(Aim)
Can you retype every record below exactly as written?

(Task data)
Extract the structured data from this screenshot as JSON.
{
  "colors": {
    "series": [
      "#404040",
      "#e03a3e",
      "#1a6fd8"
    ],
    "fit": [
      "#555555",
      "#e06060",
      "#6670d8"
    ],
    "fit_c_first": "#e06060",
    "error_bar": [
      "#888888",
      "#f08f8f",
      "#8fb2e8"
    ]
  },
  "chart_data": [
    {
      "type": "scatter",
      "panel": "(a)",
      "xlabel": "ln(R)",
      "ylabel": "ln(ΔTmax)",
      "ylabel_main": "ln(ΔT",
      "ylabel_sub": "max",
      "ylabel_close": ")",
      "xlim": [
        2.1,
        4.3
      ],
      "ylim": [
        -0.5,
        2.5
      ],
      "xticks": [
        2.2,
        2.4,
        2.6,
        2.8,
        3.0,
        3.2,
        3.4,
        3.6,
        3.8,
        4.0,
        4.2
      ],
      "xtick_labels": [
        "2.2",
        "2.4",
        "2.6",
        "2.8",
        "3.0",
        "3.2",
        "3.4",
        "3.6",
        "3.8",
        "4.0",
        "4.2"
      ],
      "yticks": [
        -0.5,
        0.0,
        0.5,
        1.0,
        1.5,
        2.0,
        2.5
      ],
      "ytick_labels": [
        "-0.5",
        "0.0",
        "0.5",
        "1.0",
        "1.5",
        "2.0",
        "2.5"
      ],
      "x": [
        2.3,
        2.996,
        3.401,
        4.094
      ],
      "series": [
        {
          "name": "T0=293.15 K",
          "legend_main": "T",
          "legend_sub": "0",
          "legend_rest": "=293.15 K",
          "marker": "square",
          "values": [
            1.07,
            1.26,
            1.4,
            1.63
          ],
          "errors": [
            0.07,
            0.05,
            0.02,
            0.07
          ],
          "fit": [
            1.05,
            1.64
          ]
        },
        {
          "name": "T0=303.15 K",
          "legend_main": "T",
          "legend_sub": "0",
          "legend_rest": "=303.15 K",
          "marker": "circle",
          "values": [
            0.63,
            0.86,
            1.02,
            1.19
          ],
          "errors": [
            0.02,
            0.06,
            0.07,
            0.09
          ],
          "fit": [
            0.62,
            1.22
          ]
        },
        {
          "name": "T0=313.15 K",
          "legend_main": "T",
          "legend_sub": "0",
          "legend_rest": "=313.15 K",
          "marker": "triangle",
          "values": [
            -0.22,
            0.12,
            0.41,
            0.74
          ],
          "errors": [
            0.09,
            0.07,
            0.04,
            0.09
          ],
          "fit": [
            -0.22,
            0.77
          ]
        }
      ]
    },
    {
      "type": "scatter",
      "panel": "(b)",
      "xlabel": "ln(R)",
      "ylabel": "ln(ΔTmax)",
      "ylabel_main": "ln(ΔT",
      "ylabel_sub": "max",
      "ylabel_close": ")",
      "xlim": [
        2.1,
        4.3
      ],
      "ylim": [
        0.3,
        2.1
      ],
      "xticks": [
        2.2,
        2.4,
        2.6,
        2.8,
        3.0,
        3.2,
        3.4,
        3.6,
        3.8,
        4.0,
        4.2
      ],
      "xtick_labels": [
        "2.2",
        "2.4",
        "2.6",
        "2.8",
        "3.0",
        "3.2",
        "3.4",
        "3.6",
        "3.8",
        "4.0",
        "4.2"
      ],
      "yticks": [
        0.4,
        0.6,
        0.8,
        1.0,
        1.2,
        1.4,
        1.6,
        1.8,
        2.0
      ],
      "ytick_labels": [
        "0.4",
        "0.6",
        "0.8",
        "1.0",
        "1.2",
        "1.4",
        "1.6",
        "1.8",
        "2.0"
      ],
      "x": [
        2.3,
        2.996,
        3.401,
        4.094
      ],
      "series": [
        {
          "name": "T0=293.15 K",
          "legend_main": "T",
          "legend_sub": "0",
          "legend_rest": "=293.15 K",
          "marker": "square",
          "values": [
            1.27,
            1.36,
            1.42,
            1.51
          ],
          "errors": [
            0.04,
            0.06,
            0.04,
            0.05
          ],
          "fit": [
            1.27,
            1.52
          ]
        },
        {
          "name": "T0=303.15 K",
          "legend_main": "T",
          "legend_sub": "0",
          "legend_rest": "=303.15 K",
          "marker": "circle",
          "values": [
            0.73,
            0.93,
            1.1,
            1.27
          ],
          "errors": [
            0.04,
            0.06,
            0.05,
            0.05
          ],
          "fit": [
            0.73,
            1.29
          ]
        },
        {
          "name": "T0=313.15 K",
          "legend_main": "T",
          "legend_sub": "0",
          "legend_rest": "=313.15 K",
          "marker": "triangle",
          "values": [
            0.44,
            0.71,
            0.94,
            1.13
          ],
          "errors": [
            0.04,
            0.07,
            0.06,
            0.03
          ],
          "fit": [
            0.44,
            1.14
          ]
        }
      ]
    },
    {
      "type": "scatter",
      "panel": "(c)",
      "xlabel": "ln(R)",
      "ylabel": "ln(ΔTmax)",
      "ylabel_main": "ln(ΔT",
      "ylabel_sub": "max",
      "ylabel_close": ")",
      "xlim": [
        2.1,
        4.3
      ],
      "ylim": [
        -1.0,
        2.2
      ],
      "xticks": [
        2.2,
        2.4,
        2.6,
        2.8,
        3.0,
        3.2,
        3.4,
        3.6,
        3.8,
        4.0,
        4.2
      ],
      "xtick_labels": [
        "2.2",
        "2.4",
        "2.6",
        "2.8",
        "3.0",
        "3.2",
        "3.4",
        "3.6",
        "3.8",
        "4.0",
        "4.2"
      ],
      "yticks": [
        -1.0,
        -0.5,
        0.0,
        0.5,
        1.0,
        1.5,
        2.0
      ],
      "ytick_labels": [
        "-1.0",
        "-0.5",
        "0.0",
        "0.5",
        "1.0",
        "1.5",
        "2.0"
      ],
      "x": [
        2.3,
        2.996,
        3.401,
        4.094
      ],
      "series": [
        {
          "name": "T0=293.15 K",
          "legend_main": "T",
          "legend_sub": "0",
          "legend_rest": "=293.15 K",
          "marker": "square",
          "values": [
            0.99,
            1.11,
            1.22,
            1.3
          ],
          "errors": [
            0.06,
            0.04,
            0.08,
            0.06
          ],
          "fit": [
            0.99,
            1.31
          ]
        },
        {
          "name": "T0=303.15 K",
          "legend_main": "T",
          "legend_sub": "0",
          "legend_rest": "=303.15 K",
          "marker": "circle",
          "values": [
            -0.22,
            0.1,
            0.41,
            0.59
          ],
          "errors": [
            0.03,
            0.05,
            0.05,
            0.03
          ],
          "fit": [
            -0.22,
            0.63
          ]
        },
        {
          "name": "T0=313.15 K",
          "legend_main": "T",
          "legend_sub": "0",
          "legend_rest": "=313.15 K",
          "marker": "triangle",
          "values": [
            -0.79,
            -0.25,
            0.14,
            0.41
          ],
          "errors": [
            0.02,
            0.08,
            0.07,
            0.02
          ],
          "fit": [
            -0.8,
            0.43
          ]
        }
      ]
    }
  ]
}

(Solution)
Extract the structured data from this screenshot as JSON.
{
  "colors": {
    "series": [
      "#404040",
      "#e03a3e",
      "#1a6fd8"
    ],
    "fit": [
      "#555555",
      "#e06060",
      "#6670d8"
    ],
    "fit_c_first": "#e06060",
    "error_bar": [
      "#888888",
      "#f08f8f",
      "#8fb2e8"
    ]
  },
  "chart_data": [
    {
      "type": "scatter",
      "panel": "(a)",
      "xlabel": "ln(R)",
      "ylabel": "ln(ΔTmax)",
      "ylabel_main": "ln(ΔT",
      "ylabel_sub": "max",
      "ylabel_close": ")",
      "xlim": [
        2.1,
        4.3
      ],
      "ylim": [
        -0.5,
        2.5
      ],
      "xticks": [
        2.2,
        2.4,
        2.6,
        2.8,
        3.0,
        3.2,
        3.4,
        3.6,
        3.8,
        4.0,
        4.2
      ],
      "xtick_labels": [
        "2.2",
        "2.4",
        "2.6",
        "2.8",
        "3.0",
        "3.2",
        "3.4",
        "3.6",
        "3.8",
        "4.0",
        "4.2"
      ],
      "yticks": [
        -0.5,
        0.0,
        0.5,
        1.0,
        1.5,
        2.0,
        2.5
      ],
      "ytick_labels": [
        "-0.5",
        "0.0",
        "0.5",
        "1.0",
        "1.5",
        "2.0",
        "2.5"
      ],
      "x": [
        2.3,
        2.996,
        3.401,
        4.094
      ],
      "series": [
        {
          "name": "T0=293.15 K",
          "legend_main": "T",
          "legend_sub": "0",
          "legend_rest": "=293.15 K",
          "marker": "square",
          "values": [
            1.07,
            1.26,
            1.4,
            1.63
          ],
          "errors": [
            0.07,
            0.05,
            0.02,
            0.07
          ],
          "fit": [
            1.05,
            1.64
          ]
        },
        {
          "name": "T0=303.15 K",
          "legend_main": "T",
          "legend_sub": "0",
          "legend_rest": "=303.15 K",
          "marker": "circle",
          "values": [
            0.63,
            0.86,
            1.02,
            1.19
          ],
          "errors": [
            0.02,
            0.06,
            0.07,
            0.09
          ],
          "fit": [
            0.62,
            1.22
          ]
        },
        {
          "name": "T0=313.15 K",
          "legend_main": "T",
          "legend_sub": "0",
          "legend_rest": "=313.15 K",
          "marker": "triangle",
          "values": [
            -0.22,
            0.12,
            0.41,
            0.74
          ],
          "errors": [
            0.09,
            0.07,
            0.04,
            0.09
          ],
          "fit": [
            -0.22,
            0.77
          ]
        }
      ]
    },
    {
      "type": "scatter",
      "panel": "(b)",
      "xlabel": "ln(R)",
      "ylabel": "ln(ΔTmax)",
      "ylabel_main": "ln(ΔT",
      "ylabel_sub": "max",
      "ylabel_close": ")",
      "xlim": [
        2.1,
        4.3
      ],
      "ylim": [
        0.3,
        2.1
      ],
      "xticks": [
        2.2,
        2.4,
        2.6,
        2.8,
        3.0,
        3.2,
        3.4,
        3.6,
        3.8,
        4.0,
        4.2
      ],
      "xtick_labels": [
        "2.2",
        "2.4",
        "2.6",
        "2.8",
        "3.0",
        "3.2",
        "3.4",
        "3.6",
        "3.8",
        "4.0",
        "4.2"
      ],
      "yticks": [
        0.4,
        0.6,
        0.8,
        1.0,
        1.2,
        1.4,
        1.6,
        1.8,
        2.0
      ],
      "ytick_labels": [
        "0.4",
        "0.6",
        "0.8",
        "1.0",
        "1.2",
        "1.4",
        "1.6",
        "1.8",
        "2.0"
      ],
      "x": [
        2.3,
        2.996,
        3.401,
        4.094
      ],
      "series": [
        {
          "name": "T0=293.15 K",
          "legend_main": "T",
          "legend_sub": "0",
          "legend_rest": "=293.15 K",
          "marker": "square",
          "values": [
            1.27,
            1.36,
            1.42,
            1.51
          ],
          "errors": [
            0.04,
            0.06,
            0.04,
            0.05
          ],
          "fit": [
            1.27,
            1.52
          ]
        },
        {
          "name": "T0=303.15 K",
          "legend_main": "T",
          "legend_sub": "0",
          "legend_rest": "=303.15 K",
          "marker": "circle",
          "values": [
            0.73,
            0.93,
            1.1,
            1.27
          ],
          "errors": [
            0.04,
            0.06,
            0.05,
            0.05
          ],
          "fit": [
            0.73,
            1.29
          ]
        },
        {
          "name": "T0=313.15 K",
          "legend_main": "T",
          "legend_sub": "0",
          "legend_rest": "=313.15 K",
          "marker": "triangle",
          "values": [
            0.44,
            0.71,
            0.94,
            1.13
          ],
          "errors": [
            0.04,
            0.07,
            0.06,
            0.03
          ],
          "fit": [
            0.44,
            1.14
          ]
        }
      ]
    },
    {
      "type": "scatter",
      "panel": "(c)",
      "xlabel": "ln(R)",
      "ylabel": "ln(ΔTmax)",
      "ylabel_main": "ln(ΔT",
      "ylabel_sub": "max",
      "ylabel_close": ")",
      "xlim": [
        2.1,
        4.3
      ],
      "ylim": [
        -1.0,
        2.2
      ],
      "xticks": [
        2.2,
        2.4,
        2.6,
        2.8,
        3.0,
        3.2,
        3.4,
        3.6,
        3.8,
        4.0,
        4.2
      ],
      "xtick_labels": [
        "2.2",
        "2.4",
        "2.6",
        "2.8",
        "3.0",
        "3.2",
        "3.4",
        "3.6",
        "3.8",
        "4.0",
        "4.2"
      ],
      "yticks": [
        -1.0,
        -0.5,
        0.0,
        0.5,
        1.0,
        1.5,
        2.0
      ],
      "ytick_labels": [
        "-1.0",
        "-0.5",
        "0.0",
        "0.5",
        "1.0",
        "1.5",
        "2.0"
      ],
      "x": [
        2.3,
        2.996,
        3.401,
        4.094
      ],
      "series": [
        {
          "name": "T0=293.15 K",
          "legend_main": "T",
          "legend_sub": "0",
          "legend_rest": "=293.15 K",
          "marker": "square",
          "values": [
            0.99,
            1.11,
            1.22,
            1.3
          ],
          "errors": [
            0.06,
            0.04,
            0.08,
            0.06
          ],
          "fit": [
            0.99,
            1.31
          ]
        },
        {
          "name": "T0=303.15 K",
          "legend_main": "T",
          "legend_sub": "0",
          "legend_rest": "=303.15 K",
          "marker": "circle",
          "values": [
            -0.22,
            0.1,
            0.41,
            0.59
          ],
          "errors": [
            0.03,
            0.05,
            0.05,
            0.03
          ],
          "fit": [
            -0.22,
            0.63
          ]
        },
        {
          "name": "T0=313.15 K",
          "legend_main": "T",
          "legend_sub": "0",
          "legend_rest": "=313.15 K",
          "marker": "triangle",
          "values": [
            -0.79,
            -0.25,
            0.14,
            0.41
          ],
          "errors": [
            0.02,
            0.08,
            0.07,
            0.02
          ],
          "fit": [
            -0.8,
            0.43
          ]
        }
      ]
    }
  ]
}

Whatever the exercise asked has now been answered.